## Stated exercise
All records are to be retyped faithfully and completely.

Stored entries:
::::::
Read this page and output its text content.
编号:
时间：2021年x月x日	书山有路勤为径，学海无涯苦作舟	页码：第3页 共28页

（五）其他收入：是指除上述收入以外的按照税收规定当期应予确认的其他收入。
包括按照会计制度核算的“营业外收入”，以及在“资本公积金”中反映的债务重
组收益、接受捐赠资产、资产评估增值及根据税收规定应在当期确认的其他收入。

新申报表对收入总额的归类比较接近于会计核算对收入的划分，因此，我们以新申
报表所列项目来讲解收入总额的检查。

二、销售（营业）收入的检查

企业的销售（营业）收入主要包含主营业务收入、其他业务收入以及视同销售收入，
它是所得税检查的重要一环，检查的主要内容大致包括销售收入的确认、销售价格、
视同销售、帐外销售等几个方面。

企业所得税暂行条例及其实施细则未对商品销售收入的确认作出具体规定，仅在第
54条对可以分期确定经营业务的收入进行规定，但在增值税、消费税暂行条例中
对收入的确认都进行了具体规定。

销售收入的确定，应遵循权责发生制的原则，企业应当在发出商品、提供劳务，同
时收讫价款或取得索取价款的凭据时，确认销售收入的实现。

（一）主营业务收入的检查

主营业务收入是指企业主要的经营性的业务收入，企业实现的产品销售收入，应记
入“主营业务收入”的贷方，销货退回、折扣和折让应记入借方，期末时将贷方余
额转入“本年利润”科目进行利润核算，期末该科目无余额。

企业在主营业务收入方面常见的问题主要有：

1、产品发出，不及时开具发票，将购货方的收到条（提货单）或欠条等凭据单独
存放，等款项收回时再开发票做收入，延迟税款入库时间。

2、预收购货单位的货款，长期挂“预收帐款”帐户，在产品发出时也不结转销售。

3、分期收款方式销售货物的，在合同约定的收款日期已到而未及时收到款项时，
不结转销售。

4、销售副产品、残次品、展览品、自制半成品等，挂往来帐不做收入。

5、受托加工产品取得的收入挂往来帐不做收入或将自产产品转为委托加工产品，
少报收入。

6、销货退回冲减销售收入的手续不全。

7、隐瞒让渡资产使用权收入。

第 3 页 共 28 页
::::::
## Reply to the exercise
Read this page and output its text content.
编号:
时间：2021年x月x日	书山有路勤为径，学海无涯苦作舟	页码：第3页 共28页

（五）其他收入：是指除上述收入以外的按照税收规定当期应予确认的其他收入。
包括按照会计制度核算的“营业外收入”，以及在“资本公积金”中反映的债务重
组收益、接受捐赠资产、资产评估增值及根据税收规定应在当期确认的其他收入。

新申报表对收入总额的归类比较接近于会计核算对收入的划分，因此，我们以新申
报表所列项目来讲解收入总额的检查。

二、销售（营业）收入的检查

企业的销售（营业）收入主要包含主营业务收入、其他业务收入以及视同销售收入，
它是所得税检查的重要一环，检查的主要内容大致包括销售收入的确认、销售价格、
视同销售、帐外销售等几个方面。

企业所得税暂行条例及其实施细则未对商品销售收入的确认作出具体规定，仅在第
54条对可以分期确定经营业务的收入进行规定，但在增值税、消费税暂行条例中
对收入的确认都进行了具体规定。

销售收入的确定，应遵循权责发生制的原则，企业应当在发出商品、提供劳务，同
时收讫价款或取得索取价款的凭据时，确认销售收入的实现。

（一）主营业务收入的检查

主营业务收入是指企业主要的经营性的业务收入，企业实现的产品销售收入，应记
入“主营业务收入”的贷方，销货退回、折扣和折让应记入借方，期末时将贷方余
额转入“本年利润”科目进行利润核算，期末该科目无余额。

企业在主营业务收入方面常见的问题主要有：

1、产品发出，不及时开具发票，将购货方的收到条（提货单）或欠条等凭据单独
存放，等款项收回时再开发票做收入，延迟税款入库时间。

2、预收购货单位的货款，长期挂“预收帐款”帐户，在产品发出时也不结转销售。

3、分期收款方式销售货物的，在合同约定的收款日期已到而未及时收到款项时，
不结转销售。

4、销售副产品、残次品、展览品、自制半成品等，挂往来帐不做收入。

5、受托加工产品取得的收入挂往来帐不做收入或将自产产品转为委托加工产品，
少报收入。

6、销货退回冲减销售收入的手续不全。

7、隐瞒让渡资产使用权收入。

第 3 页 共 28 页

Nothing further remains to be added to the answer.